**The problem:** Spot each line in the records below where the word "untuk" occurs, then copy it.

**Records for the exercise:**
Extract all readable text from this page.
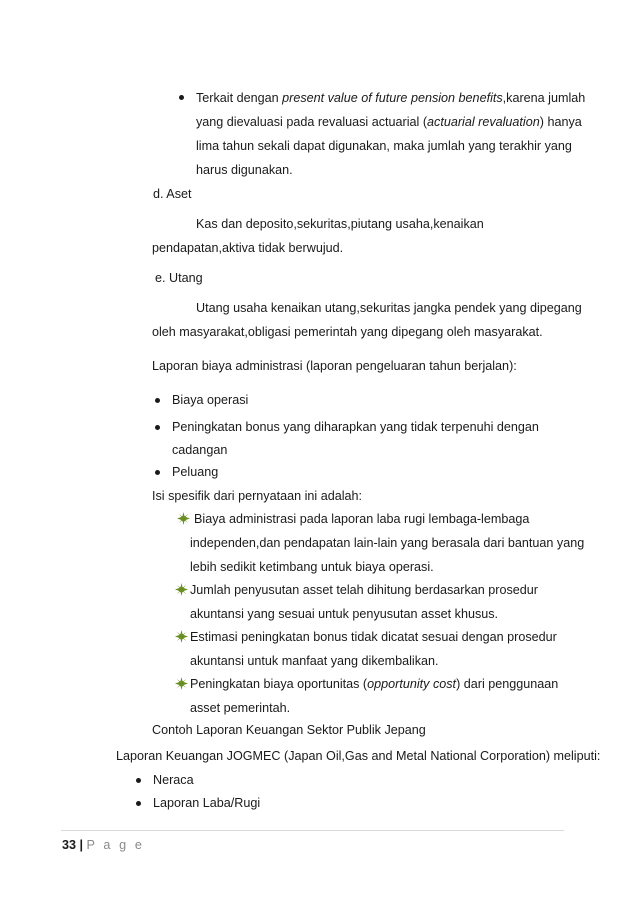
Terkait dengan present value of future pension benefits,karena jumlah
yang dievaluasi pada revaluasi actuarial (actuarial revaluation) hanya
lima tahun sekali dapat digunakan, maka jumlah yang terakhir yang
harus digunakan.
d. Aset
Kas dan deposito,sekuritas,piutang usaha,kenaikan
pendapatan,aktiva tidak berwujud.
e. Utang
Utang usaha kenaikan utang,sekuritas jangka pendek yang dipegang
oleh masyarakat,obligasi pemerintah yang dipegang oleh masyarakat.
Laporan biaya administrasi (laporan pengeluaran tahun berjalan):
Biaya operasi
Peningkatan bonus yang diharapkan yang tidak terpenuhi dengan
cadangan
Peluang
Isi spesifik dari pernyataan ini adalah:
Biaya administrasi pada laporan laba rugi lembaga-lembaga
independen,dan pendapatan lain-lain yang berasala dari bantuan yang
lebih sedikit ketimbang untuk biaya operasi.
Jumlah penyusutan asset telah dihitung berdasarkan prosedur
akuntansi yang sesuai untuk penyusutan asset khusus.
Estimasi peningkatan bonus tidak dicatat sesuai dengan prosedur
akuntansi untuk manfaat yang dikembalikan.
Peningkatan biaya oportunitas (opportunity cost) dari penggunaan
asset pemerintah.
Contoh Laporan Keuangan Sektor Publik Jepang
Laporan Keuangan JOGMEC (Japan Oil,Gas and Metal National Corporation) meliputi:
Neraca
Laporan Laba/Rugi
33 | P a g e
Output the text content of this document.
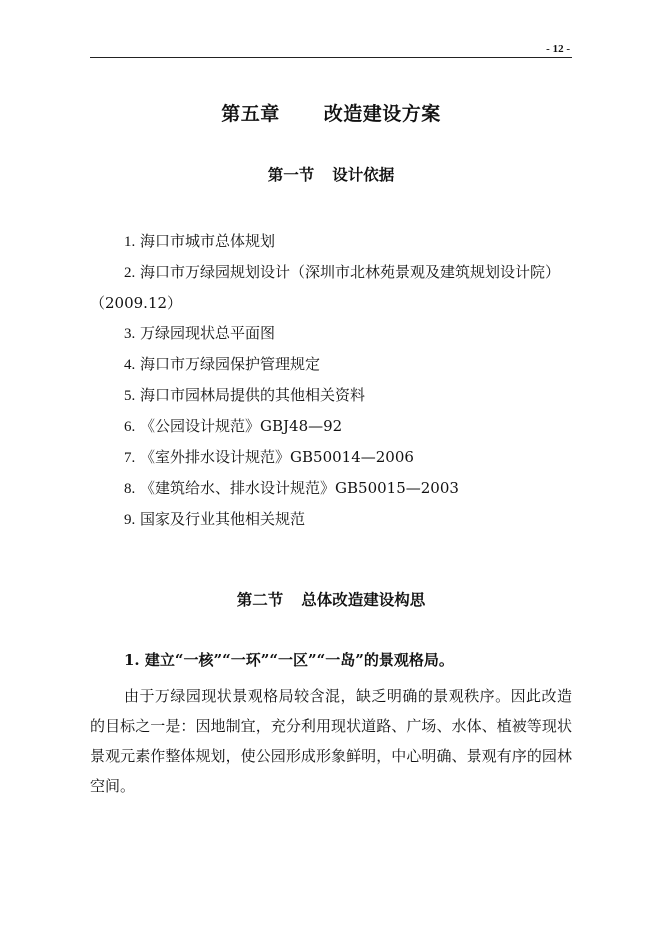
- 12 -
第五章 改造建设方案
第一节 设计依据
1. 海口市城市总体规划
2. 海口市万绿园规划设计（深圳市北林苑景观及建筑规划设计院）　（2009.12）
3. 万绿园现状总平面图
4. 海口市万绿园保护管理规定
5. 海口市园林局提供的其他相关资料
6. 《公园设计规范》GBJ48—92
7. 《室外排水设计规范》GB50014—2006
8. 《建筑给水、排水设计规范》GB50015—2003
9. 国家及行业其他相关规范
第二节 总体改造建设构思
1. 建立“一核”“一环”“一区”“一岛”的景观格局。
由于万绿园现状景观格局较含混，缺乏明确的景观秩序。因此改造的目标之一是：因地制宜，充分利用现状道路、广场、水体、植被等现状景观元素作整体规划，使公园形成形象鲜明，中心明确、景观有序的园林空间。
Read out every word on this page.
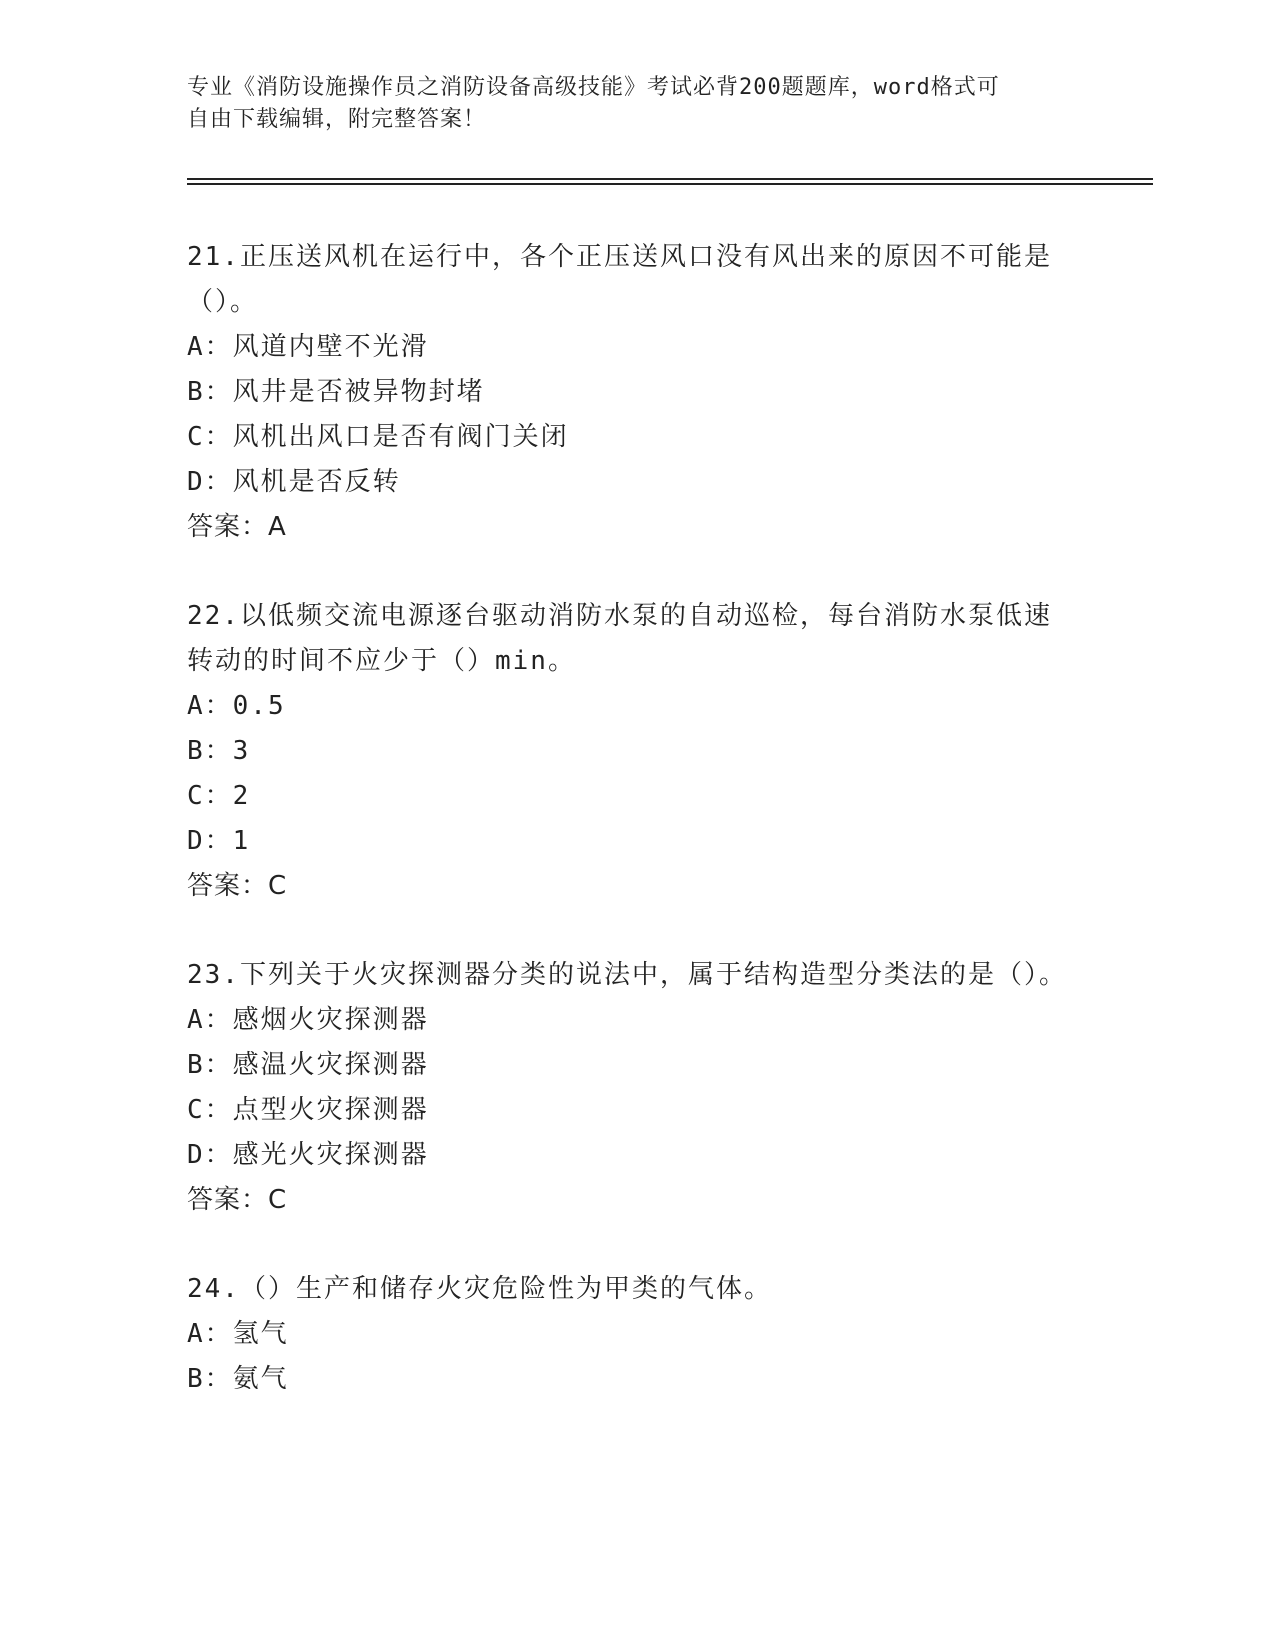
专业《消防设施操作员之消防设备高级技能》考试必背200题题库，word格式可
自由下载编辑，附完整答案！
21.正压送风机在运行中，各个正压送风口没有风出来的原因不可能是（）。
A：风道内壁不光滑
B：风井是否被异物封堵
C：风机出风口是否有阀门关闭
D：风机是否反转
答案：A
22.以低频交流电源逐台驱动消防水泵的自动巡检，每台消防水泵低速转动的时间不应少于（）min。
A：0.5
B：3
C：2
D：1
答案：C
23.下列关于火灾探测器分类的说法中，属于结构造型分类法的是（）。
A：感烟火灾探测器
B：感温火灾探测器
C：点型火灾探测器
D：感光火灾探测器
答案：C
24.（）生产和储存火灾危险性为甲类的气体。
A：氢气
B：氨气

* * *

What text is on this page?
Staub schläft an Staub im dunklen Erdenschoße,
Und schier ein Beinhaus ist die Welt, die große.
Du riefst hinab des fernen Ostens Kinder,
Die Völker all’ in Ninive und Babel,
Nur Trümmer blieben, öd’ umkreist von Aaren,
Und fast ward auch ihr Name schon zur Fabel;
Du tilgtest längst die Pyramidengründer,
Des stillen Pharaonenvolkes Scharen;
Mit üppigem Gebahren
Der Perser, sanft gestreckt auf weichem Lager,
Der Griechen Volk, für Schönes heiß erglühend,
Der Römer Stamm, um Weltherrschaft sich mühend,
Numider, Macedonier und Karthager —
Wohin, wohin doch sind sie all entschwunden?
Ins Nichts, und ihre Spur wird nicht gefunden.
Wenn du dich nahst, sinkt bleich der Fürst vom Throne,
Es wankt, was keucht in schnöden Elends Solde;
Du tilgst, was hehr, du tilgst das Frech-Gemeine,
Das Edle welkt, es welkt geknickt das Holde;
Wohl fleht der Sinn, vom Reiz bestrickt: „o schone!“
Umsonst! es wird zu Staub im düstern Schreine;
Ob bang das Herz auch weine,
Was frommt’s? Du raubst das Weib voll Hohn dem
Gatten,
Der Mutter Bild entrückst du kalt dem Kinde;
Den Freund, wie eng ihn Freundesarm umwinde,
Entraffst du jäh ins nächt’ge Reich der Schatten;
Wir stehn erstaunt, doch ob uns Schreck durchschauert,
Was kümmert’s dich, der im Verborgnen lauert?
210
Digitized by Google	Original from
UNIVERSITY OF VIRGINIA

--

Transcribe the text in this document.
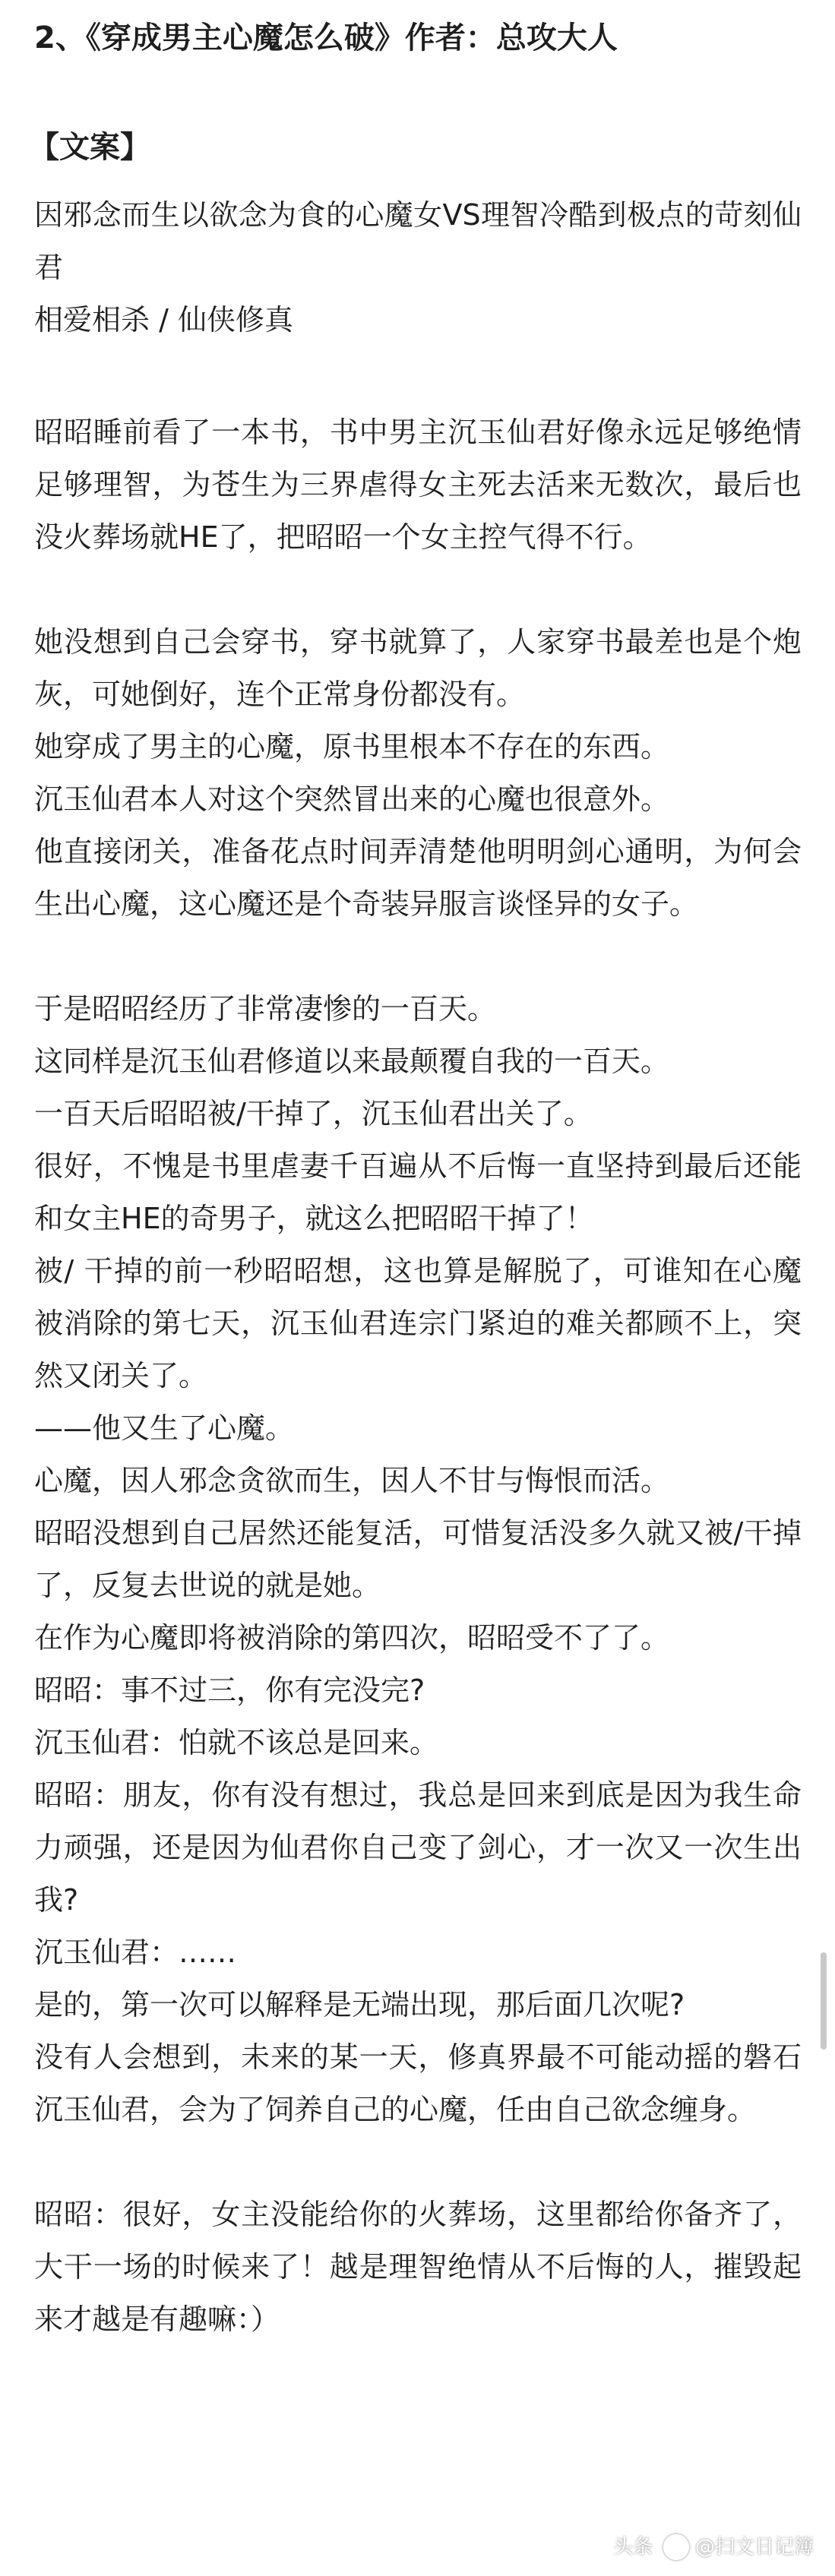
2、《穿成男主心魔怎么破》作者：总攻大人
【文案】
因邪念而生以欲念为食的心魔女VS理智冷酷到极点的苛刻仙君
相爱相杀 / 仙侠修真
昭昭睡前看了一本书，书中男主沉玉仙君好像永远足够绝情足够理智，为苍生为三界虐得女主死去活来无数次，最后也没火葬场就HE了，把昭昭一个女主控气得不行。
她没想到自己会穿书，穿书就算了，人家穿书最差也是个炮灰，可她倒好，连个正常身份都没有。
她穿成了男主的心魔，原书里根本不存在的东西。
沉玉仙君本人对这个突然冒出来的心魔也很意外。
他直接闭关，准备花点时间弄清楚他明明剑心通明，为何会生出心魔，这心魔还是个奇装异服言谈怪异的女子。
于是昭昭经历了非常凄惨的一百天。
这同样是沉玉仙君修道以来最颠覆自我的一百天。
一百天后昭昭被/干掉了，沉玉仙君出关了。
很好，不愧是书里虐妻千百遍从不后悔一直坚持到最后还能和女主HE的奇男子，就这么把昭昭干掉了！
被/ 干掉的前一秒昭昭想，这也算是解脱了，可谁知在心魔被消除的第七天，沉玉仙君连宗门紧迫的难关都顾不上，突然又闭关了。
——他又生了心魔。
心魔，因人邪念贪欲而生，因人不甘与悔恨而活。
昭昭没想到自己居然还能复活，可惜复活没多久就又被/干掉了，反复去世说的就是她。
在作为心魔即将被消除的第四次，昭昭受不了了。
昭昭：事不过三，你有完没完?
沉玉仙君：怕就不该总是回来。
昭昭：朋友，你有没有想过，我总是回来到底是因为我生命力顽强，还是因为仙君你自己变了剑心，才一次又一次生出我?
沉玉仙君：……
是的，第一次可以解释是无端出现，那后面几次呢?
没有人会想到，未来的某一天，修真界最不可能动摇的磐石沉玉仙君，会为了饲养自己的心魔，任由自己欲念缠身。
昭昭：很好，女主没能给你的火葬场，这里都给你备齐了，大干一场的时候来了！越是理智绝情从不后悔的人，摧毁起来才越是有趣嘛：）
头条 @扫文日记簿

**Solution for this problem:**
lebih sedikit ketimbang untuk biaya operasi.
akuntansi yang sesuai untuk penyusutan asset khusus.
akuntansi untuk manfaat yang dikembalikan.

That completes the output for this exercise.